■ TASK TO CARRY OUT
Every line that holds the string "fondos" is to be identified and copied.

[Records from a data source]
○ ○ ○
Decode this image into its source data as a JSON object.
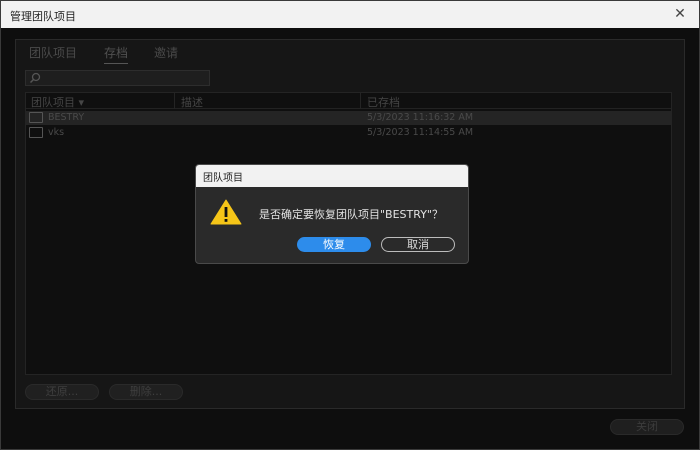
{
  "window": {
    "title": "管理团队项目",
    "close_glyph": "✕"
  },
  "tabs": [
    {
      "label": "团队项目",
      "active": false
    },
    {
      "label": "存档",
      "active": true
    },
    {
      "label": "邀请",
      "active": false
    }
  ],
  "search": {
    "placeholder": ""
  },
  "table": {
    "headers": [
      "团队项目 ▾",
      "描述",
      "已存档"
    ],
    "rows": [
      {
        "name": "BESTRY",
        "description": "",
        "archived": "5/3/2023 11:16:32 AM",
        "selected": true
      },
      {
        "name": "vks",
        "description": "",
        "archived": "5/3/2023 11:14:55 AM",
        "selected": false
      }
    ]
  },
  "bottom_buttons": {
    "restore": "还原...",
    "delete": "删除..."
  },
  "footer": {
    "close_label": "关闭"
  },
  "dialog": {
    "title": "团队项目",
    "message": "是否确定要恢复团队项目\"BESTRY\"？",
    "primary_label": "恢复",
    "secondary_label": "取消",
    "icon": "warning-icon",
    "icon_color": "#f5c518"
  }
}
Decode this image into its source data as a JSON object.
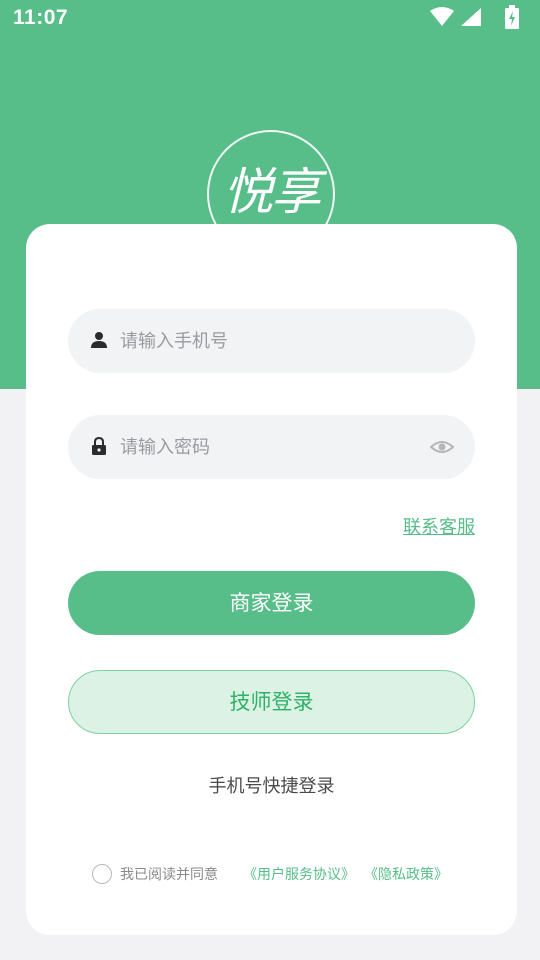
{
  "status_bar": {
    "time": "11:07"
  },
  "logo": {
    "text": "悦享"
  },
  "login": {
    "phone_placeholder": "请输入手机号",
    "password_placeholder": "请输入密码",
    "contact_service": "联系客服",
    "merchant_login": "商家登录",
    "technician_login": "技师登录",
    "quick_login": "手机号快捷登录"
  },
  "agreement": {
    "prefix": "我已阅读并同意",
    "user_agreement": "《用户服务协议》",
    "privacy_policy": "《隐私政策》"
  },
  "colors": {
    "brand": "#57bd89",
    "tech_button_bg": "#dcf2e4",
    "tech_text": "#2fb268",
    "background": "#f2f2f4"
  },
  "icons": [
    "wifi-icon",
    "signal-icon",
    "battery-icon",
    "user-icon",
    "lock-icon",
    "eye-icon"
  ]
}
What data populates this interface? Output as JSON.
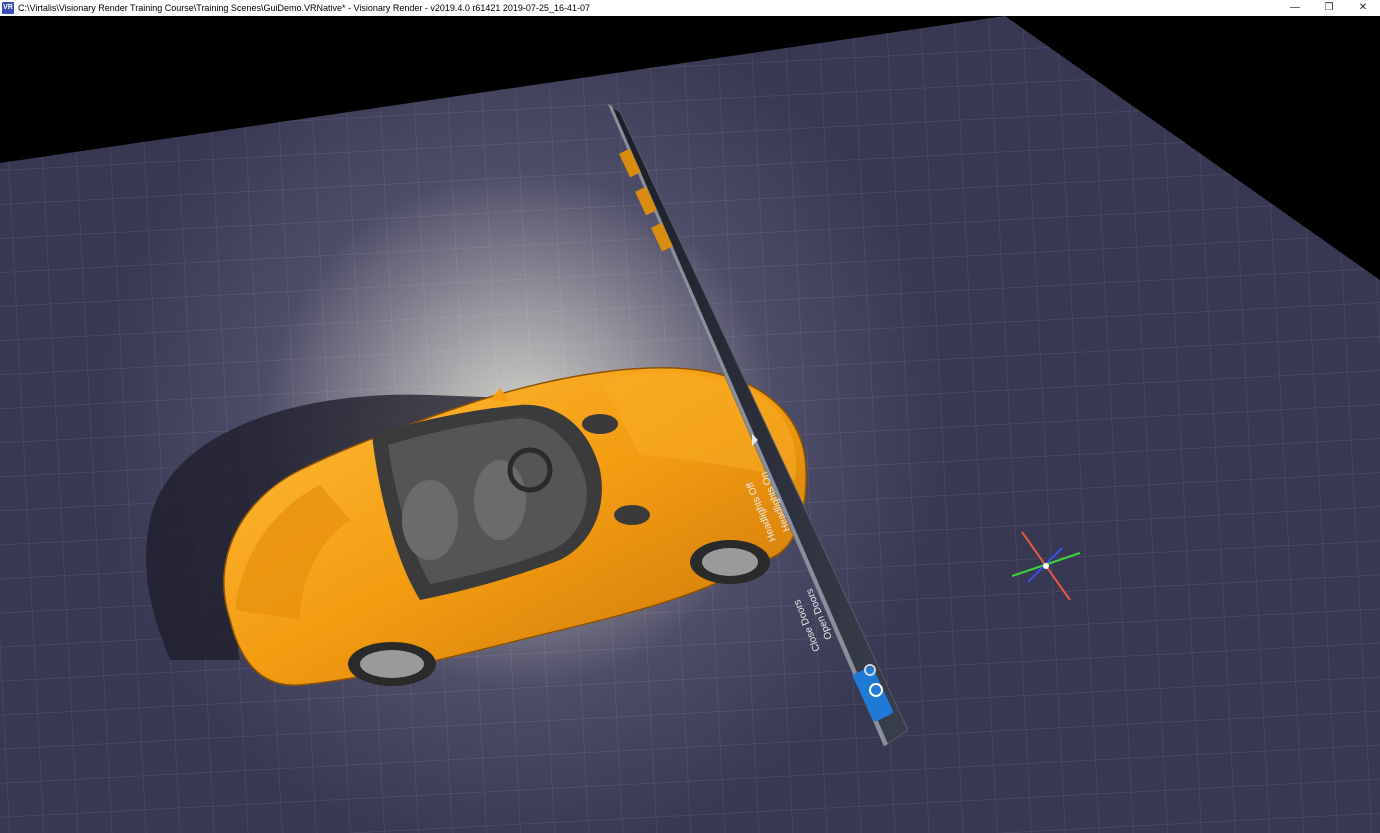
{
  "window": {
    "app_icon_text": "VR",
    "title": "C:\\Virtalis\\Visionary Render Training Course\\Training Scenes\\GuiDemo.VRNative* - Visionary Render - v2019.4.0 r61421 2019-07-25_16-41-07",
    "minimize_glyph": "—",
    "restore_glyph": "❐",
    "close_glyph": "✕"
  },
  "colors": {
    "floor": "#3a3a55",
    "car_body": "#f5a014",
    "panel": "#2b2f3a",
    "panel_button": "#1f7ad6"
  },
  "scene_panel": {
    "labels": [
      "Open Doors",
      "Close Doors",
      "Headlights On",
      "Headlights Off"
    ],
    "icons": [
      "door-open-icon",
      "headlight-icon"
    ]
  }
}
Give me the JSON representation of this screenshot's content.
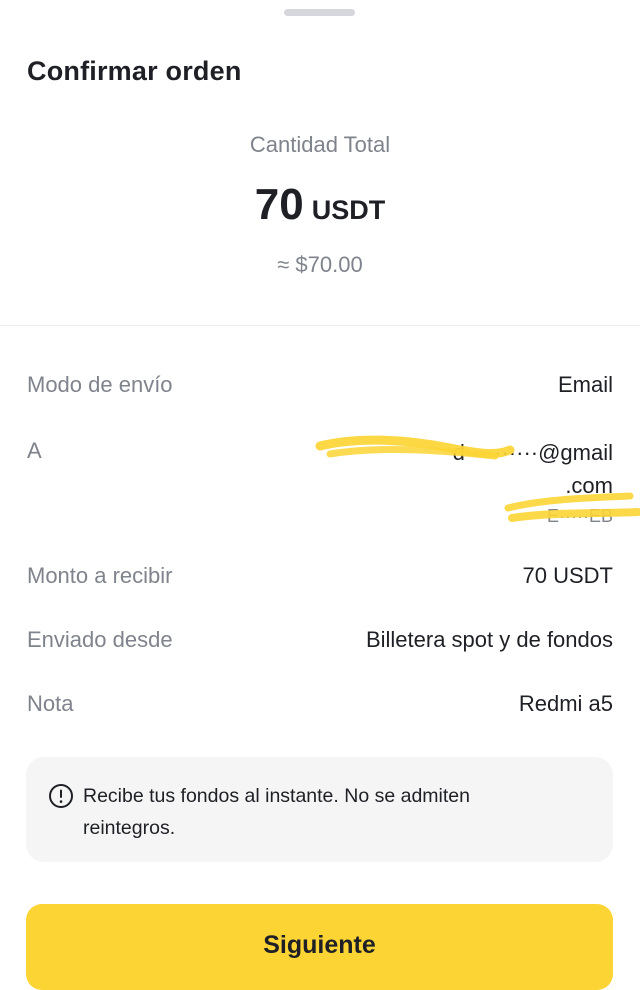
{
  "header": {
    "title": "Confirmar orden"
  },
  "summary": {
    "total_label": "Cantidad Total",
    "amount": "70",
    "currency": "USDT",
    "fiat_estimate": "≈ $70.00"
  },
  "details": {
    "send_mode_label": "Modo de envío",
    "send_mode_value": "Email",
    "recipient_label": "A",
    "recipient_email_line1": "d··········@gmail",
    "recipient_email_line2": ".com",
    "recipient_extra": "E·····EB",
    "receive_amount_label": "Monto a recibir",
    "receive_amount_value": "70 USDT",
    "sent_from_label": "Enviado desde",
    "sent_from_value": "Billetera spot y de fondos",
    "note_label": "Nota",
    "note_value": "Redmi a5"
  },
  "notice": {
    "icon": "info-circle-icon",
    "text": "Recibe tus fondos al instante. No se admiten reintegros."
  },
  "actions": {
    "next_label": "Siguiente"
  },
  "colors": {
    "accent": "#fcd535",
    "text_primary": "#1e2026",
    "text_secondary": "#7f838c",
    "notice_bg": "#f5f5f5",
    "redaction": "#fcd535"
  }
}
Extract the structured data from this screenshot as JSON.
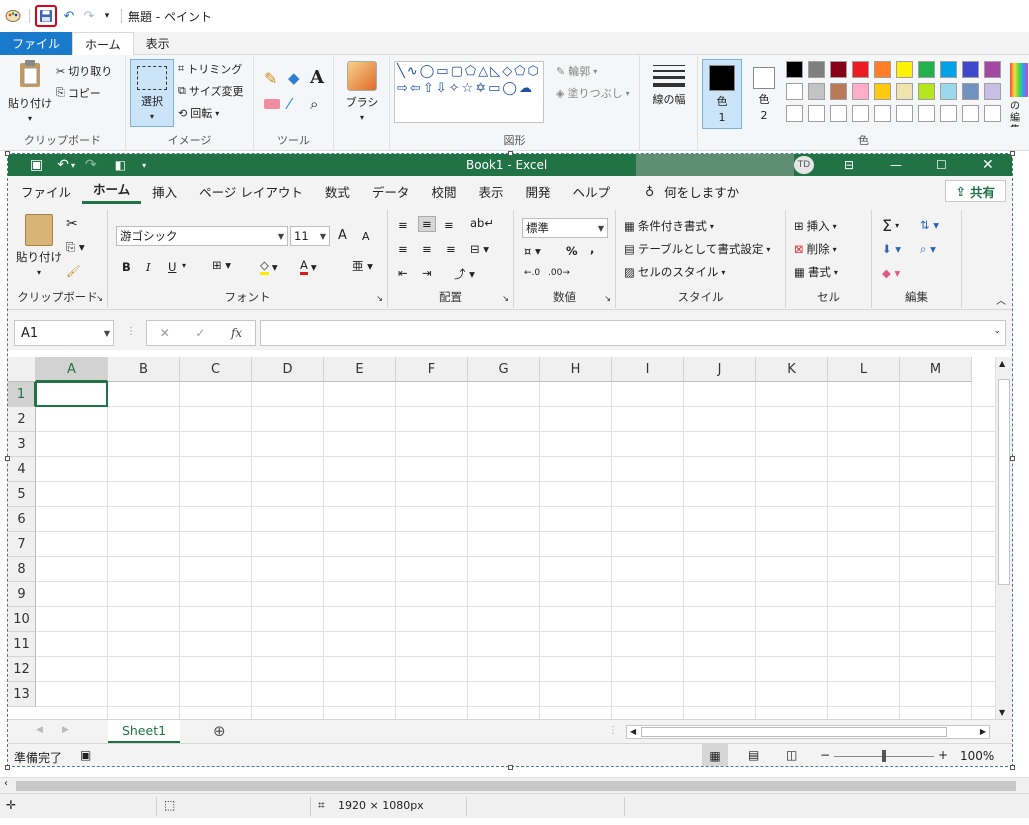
○ ○ ○
■ EXERCISE ANSWER
    "sent_from_value": "Billetera spot y de fondos",
    "text": "Recibe tus fondos al instante. No se admiten reintegros."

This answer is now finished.